*** EXERCISE INPUT ***

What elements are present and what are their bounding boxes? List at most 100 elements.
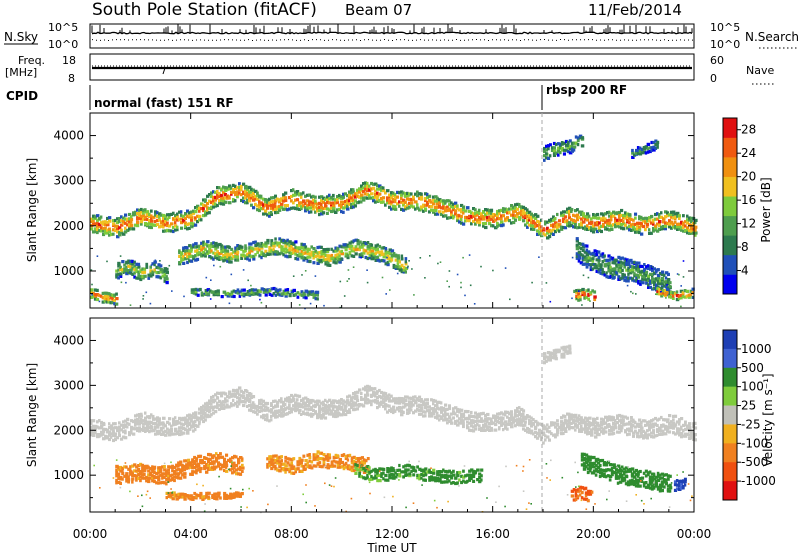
scatter-cell	[650, 419, 653, 423]
scatter-cell	[236, 291, 240, 295]
scatter-cell	[625, 260, 629, 264]
scatter-cell	[658, 432, 662, 436]
scatter-cell	[566, 219, 569, 223]
scatter-cell	[542, 424, 546, 428]
scatter-cell	[402, 265, 406, 270]
scatter-cell	[101, 291, 104, 295]
scatter-cell	[631, 270, 635, 274]
scatter-cell	[454, 406, 458, 410]
scatter-cell	[177, 461, 180, 465]
scatter-cell	[163, 269, 167, 273]
scatter-cell	[558, 151, 562, 155]
scatter-cell	[629, 276, 633, 280]
scatter-cell	[196, 424, 200, 428]
scatter-cell	[390, 207, 393, 211]
scatter-cell	[306, 411, 310, 415]
scatter-cell	[184, 257, 188, 261]
scatter-cell	[653, 277, 657, 281]
scatter-cell	[396, 262, 400, 266]
scatter-cell	[280, 414, 284, 418]
noise-speck	[210, 279, 212, 281]
scatter-cell	[616, 222, 619, 226]
scatter-cell	[248, 190, 251, 194]
scatter-cell	[322, 255, 325, 259]
scatter-cell	[296, 253, 299, 257]
scatter-cell	[180, 259, 183, 263]
scatter-cell	[135, 478, 138, 482]
scatter-cell	[645, 265, 648, 269]
scatter-cell	[666, 418, 670, 422]
scatter-cell	[629, 258, 633, 262]
scatter-cell	[109, 301, 113, 305]
scatter-cell	[470, 222, 473, 226]
scatter-cell	[270, 239, 274, 243]
scatter-cell	[398, 463, 401, 468]
scatter-cell	[298, 207, 302, 211]
scatter-cell	[228, 245, 231, 250]
scatter-cell	[125, 272, 129, 276]
scatter-cell	[222, 391, 226, 395]
scatter-cell	[246, 191, 249, 196]
scatter-cell	[656, 229, 660, 233]
scatter-cell	[147, 476, 151, 481]
scatter-cell	[488, 215, 492, 219]
scatter-cell	[600, 212, 604, 216]
scatter-cell	[196, 206, 199, 211]
scatter-cell	[658, 213, 661, 217]
scatter-cell	[192, 290, 196, 294]
scatter-cell	[234, 402, 238, 406]
scatter-cell	[120, 428, 124, 432]
scatter-cell	[202, 214, 206, 218]
scatter-cell	[386, 397, 389, 401]
scatter-cell	[640, 434, 643, 438]
scatter-cell	[633, 153, 637, 157]
scatter-cell	[234, 394, 237, 398]
noise-speck	[118, 276, 121, 278]
scatter-cell	[322, 211, 326, 215]
scatter-cell	[328, 263, 332, 267]
scatter-cell	[436, 478, 439, 483]
scatter-cell	[93, 297, 97, 301]
scatter-cell	[270, 242, 274, 246]
scatter-cell	[150, 214, 153, 218]
scatter-cell	[143, 467, 147, 471]
scatter-cell	[562, 152, 566, 156]
scatter-cell	[380, 400, 383, 404]
scatter-cell	[274, 207, 278, 211]
scatter-cell	[217, 464, 221, 468]
scatter-cell	[442, 205, 445, 209]
scatter-cell	[607, 275, 611, 279]
scatter-cell	[382, 401, 386, 405]
scatter-cell	[450, 204, 454, 209]
scatter-cell	[344, 406, 347, 410]
scatter-cell	[152, 215, 156, 219]
scatter-cell	[204, 242, 208, 246]
scatter-cell	[312, 251, 316, 255]
scatter-cell	[604, 220, 607, 224]
scatter-cell	[292, 404, 296, 408]
scatter-cell	[660, 286, 663, 290]
scatter-cell	[102, 229, 105, 233]
scatter-cell	[609, 275, 613, 279]
scatter-cell	[554, 151, 559, 155]
scatter-cell	[236, 244, 240, 248]
scatter-cell	[300, 412, 303, 416]
scatter-cell	[102, 226, 106, 231]
scatter-cell	[588, 416, 592, 420]
scatter-cell	[644, 434, 647, 438]
scatter-cell	[133, 271, 136, 275]
scatter-cell	[100, 433, 103, 437]
scatter-cell	[145, 464, 149, 468]
scatter-cell	[168, 422, 171, 426]
scatter-cell	[338, 465, 342, 469]
scatter-cell	[684, 224, 687, 228]
scatter-cell	[454, 420, 457, 424]
scatter-cell	[476, 416, 479, 420]
scatter-cell	[278, 293, 283, 297]
scatter-cell	[350, 459, 354, 463]
scatter-cell	[160, 432, 163, 436]
nsky-tick-top: 10^5	[48, 21, 78, 34]
scatter-cell	[208, 193, 212, 197]
scatter-cell	[170, 229, 173, 233]
scatter-cell	[282, 462, 286, 466]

***

▶ [GOAL OF THE EXERCISE]
Copy the material above line for line without changing anything, and leave out the picture.

▶ [RIGHT ANSWER]
What elements are present and what are their bounding boxes? List at most 100 elements.
scatter-cell	[650, 419, 653, 423]
scatter-cell	[236, 291, 240, 295]
scatter-cell	[625, 260, 629, 264]
scatter-cell	[658, 432, 662, 436]
scatter-cell	[566, 219, 569, 223]
scatter-cell	[542, 424, 546, 428]
scatter-cell	[402, 265, 406, 270]
scatter-cell	[101, 291, 104, 295]
scatter-cell	[631, 270, 635, 274]
scatter-cell	[454, 406, 458, 410]
scatter-cell	[177, 461, 180, 465]
scatter-cell	[163, 269, 167, 273]
scatter-cell	[558, 151, 562, 155]
scatter-cell	[629, 276, 633, 280]
scatter-cell	[196, 424, 200, 428]
scatter-cell	[390, 207, 393, 211]
scatter-cell	[306, 411, 310, 415]
scatter-cell	[184, 257, 188, 261]
scatter-cell	[653, 277, 657, 281]
scatter-cell	[396, 262, 400, 266]
scatter-cell	[280, 414, 284, 418]
noise-speck	[210, 279, 212, 281]
scatter-cell	[616, 222, 619, 226]
scatter-cell	[248, 190, 251, 194]
scatter-cell	[322, 255, 325, 259]
scatter-cell	[296, 253, 299, 257]
scatter-cell	[180, 259, 183, 263]
scatter-cell	[135, 478, 138, 482]
scatter-cell	[645, 265, 648, 269]
scatter-cell	[666, 418, 670, 422]
scatter-cell	[629, 258, 633, 262]
scatter-cell	[109, 301, 113, 305]
scatter-cell	[470, 222, 473, 226]
scatter-cell	[270, 239, 274, 243]
scatter-cell	[398, 463, 401, 468]
scatter-cell	[298, 207, 302, 211]
scatter-cell	[228, 245, 231, 250]
scatter-cell	[125, 272, 129, 276]
scatter-cell	[222, 391, 226, 395]
scatter-cell	[246, 191, 249, 196]
scatter-cell	[656, 229, 660, 233]
scatter-cell	[147, 476, 151, 481]
scatter-cell	[488, 215, 492, 219]
scatter-cell	[600, 212, 604, 216]
scatter-cell	[196, 206, 199, 211]
scatter-cell	[658, 213, 661, 217]
scatter-cell	[192, 290, 196, 294]
scatter-cell	[234, 402, 238, 406]
scatter-cell	[120, 428, 124, 432]
scatter-cell	[202, 214, 206, 218]
scatter-cell	[386, 397, 389, 401]
scatter-cell	[640, 434, 643, 438]
scatter-cell	[633, 153, 637, 157]
scatter-cell	[234, 394, 237, 398]
noise-speck	[118, 276, 121, 278]
scatter-cell	[322, 211, 326, 215]
scatter-cell	[328, 263, 332, 267]
scatter-cell	[436, 478, 439, 483]
scatter-cell	[93, 297, 97, 301]
scatter-cell	[270, 242, 274, 246]
scatter-cell	[150, 214, 153, 218]
scatter-cell	[143, 467, 147, 471]
scatter-cell	[562, 152, 566, 156]
scatter-cell	[380, 400, 383, 404]
scatter-cell	[274, 207, 278, 211]
scatter-cell	[217, 464, 221, 468]
scatter-cell	[442, 205, 445, 209]
scatter-cell	[607, 275, 611, 279]
scatter-cell	[382, 401, 386, 405]
scatter-cell	[450, 204, 454, 209]
scatter-cell	[344, 406, 347, 410]
scatter-cell	[152, 215, 156, 219]
scatter-cell	[204, 242, 208, 246]
scatter-cell	[312, 251, 316, 255]
scatter-cell	[604, 220, 607, 224]
scatter-cell	[292, 404, 296, 408]
scatter-cell	[660, 286, 663, 290]
scatter-cell	[102, 229, 105, 233]
scatter-cell	[609, 275, 613, 279]
scatter-cell	[554, 151, 559, 155]
scatter-cell	[236, 244, 240, 248]
scatter-cell	[300, 412, 303, 416]
scatter-cell	[102, 226, 106, 231]
scatter-cell	[588, 416, 592, 420]
scatter-cell	[644, 434, 647, 438]
scatter-cell	[133, 271, 136, 275]
scatter-cell	[100, 433, 103, 437]
scatter-cell	[145, 464, 149, 468]
scatter-cell	[168, 422, 171, 426]
scatter-cell	[338, 465, 342, 469]
scatter-cell	[684, 224, 687, 228]
scatter-cell	[454, 420, 457, 424]
scatter-cell	[476, 416, 479, 420]
scatter-cell	[278, 293, 283, 297]
scatter-cell	[350, 459, 354, 463]
scatter-cell	[160, 432, 163, 436]
nsky-tick-top: 10^5	[48, 21, 78, 34]
scatter-cell	[208, 193, 212, 197]
scatter-cell	[170, 229, 173, 233]
scatter-cell	[282, 462, 286, 466]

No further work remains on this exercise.